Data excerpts
--------------------------------------------------

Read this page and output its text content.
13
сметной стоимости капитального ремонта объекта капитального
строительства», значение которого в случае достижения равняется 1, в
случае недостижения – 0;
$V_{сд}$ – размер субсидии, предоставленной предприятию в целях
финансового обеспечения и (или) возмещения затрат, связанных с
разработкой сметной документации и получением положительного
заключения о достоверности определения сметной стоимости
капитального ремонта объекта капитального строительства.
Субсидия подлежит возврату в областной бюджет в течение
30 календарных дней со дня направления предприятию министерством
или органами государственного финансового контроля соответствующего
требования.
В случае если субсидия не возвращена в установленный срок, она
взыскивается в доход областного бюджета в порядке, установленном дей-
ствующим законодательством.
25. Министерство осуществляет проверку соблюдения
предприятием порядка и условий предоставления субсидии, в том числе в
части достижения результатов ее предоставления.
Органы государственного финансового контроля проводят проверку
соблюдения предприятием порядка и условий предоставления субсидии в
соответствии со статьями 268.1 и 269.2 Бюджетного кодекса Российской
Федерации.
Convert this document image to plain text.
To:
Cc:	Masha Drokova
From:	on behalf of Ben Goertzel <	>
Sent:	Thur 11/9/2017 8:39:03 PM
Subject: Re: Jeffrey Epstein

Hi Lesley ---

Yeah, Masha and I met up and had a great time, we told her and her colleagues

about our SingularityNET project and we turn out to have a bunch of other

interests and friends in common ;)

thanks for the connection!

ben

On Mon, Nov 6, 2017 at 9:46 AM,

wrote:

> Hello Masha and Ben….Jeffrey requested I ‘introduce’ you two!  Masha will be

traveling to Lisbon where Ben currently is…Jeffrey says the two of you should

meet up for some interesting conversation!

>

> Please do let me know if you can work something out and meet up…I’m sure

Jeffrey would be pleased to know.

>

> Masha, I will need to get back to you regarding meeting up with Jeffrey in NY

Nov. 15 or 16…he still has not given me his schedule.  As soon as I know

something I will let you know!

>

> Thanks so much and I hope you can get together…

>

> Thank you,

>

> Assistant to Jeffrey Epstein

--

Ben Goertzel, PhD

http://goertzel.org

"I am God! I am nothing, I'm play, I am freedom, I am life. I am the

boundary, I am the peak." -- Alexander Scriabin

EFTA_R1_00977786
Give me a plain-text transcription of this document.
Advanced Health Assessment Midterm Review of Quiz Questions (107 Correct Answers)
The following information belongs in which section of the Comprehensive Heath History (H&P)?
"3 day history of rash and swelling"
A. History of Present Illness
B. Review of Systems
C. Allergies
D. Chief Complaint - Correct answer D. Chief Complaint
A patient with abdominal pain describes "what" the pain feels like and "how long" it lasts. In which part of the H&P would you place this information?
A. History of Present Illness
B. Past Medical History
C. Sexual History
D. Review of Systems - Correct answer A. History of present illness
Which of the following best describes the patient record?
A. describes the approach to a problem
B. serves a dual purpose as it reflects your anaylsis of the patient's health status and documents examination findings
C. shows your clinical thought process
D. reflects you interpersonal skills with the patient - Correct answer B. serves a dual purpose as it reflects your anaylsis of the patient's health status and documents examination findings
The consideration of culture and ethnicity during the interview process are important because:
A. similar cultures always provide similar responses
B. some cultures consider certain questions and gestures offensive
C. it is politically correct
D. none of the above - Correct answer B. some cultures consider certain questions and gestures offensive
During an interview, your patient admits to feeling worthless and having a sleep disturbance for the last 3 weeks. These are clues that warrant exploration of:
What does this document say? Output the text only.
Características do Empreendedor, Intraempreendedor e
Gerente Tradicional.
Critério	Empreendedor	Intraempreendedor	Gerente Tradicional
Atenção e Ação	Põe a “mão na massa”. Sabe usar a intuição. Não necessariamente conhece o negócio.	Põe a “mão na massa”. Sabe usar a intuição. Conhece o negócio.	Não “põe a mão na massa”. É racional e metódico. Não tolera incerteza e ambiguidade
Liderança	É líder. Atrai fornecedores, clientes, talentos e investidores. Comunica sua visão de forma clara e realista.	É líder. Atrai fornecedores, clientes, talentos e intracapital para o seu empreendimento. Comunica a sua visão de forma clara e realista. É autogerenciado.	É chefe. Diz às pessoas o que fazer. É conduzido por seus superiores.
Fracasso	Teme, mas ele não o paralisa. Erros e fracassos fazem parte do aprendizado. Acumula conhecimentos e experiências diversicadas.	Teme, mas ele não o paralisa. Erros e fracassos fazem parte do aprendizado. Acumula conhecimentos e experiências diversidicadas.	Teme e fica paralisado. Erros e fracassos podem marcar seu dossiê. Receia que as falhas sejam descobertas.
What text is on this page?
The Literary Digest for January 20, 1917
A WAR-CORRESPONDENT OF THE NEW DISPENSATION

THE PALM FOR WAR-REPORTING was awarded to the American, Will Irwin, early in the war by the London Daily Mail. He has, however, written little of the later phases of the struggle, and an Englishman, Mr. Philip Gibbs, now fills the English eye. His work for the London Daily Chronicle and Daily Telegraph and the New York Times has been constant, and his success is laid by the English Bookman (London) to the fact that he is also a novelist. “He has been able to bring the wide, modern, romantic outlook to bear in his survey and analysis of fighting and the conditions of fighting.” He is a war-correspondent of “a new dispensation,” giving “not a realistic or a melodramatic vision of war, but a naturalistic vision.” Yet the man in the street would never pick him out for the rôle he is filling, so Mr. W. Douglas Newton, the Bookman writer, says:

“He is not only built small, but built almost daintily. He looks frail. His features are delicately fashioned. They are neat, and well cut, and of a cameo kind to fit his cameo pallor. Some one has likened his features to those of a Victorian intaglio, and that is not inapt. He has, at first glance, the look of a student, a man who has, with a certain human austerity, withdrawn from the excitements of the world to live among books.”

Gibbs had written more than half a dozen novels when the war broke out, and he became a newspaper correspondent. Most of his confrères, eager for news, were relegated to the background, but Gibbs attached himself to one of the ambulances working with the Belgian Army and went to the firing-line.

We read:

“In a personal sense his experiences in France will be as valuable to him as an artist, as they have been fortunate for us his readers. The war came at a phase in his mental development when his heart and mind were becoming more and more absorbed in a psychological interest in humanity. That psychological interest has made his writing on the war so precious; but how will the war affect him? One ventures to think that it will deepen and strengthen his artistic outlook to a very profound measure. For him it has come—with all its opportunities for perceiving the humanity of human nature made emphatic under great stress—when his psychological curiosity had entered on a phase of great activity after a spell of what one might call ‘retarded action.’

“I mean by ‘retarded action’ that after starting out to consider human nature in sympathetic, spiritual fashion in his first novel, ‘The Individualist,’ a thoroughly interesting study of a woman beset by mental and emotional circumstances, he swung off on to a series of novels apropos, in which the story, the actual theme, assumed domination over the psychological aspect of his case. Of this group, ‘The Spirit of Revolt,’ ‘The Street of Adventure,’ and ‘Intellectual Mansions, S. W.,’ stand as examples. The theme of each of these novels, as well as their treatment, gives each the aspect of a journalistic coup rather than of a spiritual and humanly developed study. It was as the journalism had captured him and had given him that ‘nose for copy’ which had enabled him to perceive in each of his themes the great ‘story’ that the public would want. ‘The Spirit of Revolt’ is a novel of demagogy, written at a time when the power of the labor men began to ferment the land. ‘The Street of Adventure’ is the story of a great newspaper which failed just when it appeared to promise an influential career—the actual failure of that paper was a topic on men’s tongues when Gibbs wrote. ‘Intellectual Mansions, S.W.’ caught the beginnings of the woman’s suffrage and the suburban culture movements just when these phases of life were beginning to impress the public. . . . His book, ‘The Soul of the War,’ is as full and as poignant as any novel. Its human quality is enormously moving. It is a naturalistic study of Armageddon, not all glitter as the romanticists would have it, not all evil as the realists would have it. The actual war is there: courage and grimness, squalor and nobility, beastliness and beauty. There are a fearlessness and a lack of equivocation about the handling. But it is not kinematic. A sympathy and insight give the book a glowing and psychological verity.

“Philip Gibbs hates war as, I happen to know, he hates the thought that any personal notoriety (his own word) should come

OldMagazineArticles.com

--------------------------------------------------

Search the data above for lines holding "know" and copy each of them.

> Please do let me know if you can work something out and meet up…I’m sure
Jeffrey would be pleased to know.
Nov. 15 or 16…he still has not given me his schedule.  As soon as I know
something I will let you know!
“Philip Gibbs hates war as, I happen to know, he hates the thought that any personal notoriety (his own word) should come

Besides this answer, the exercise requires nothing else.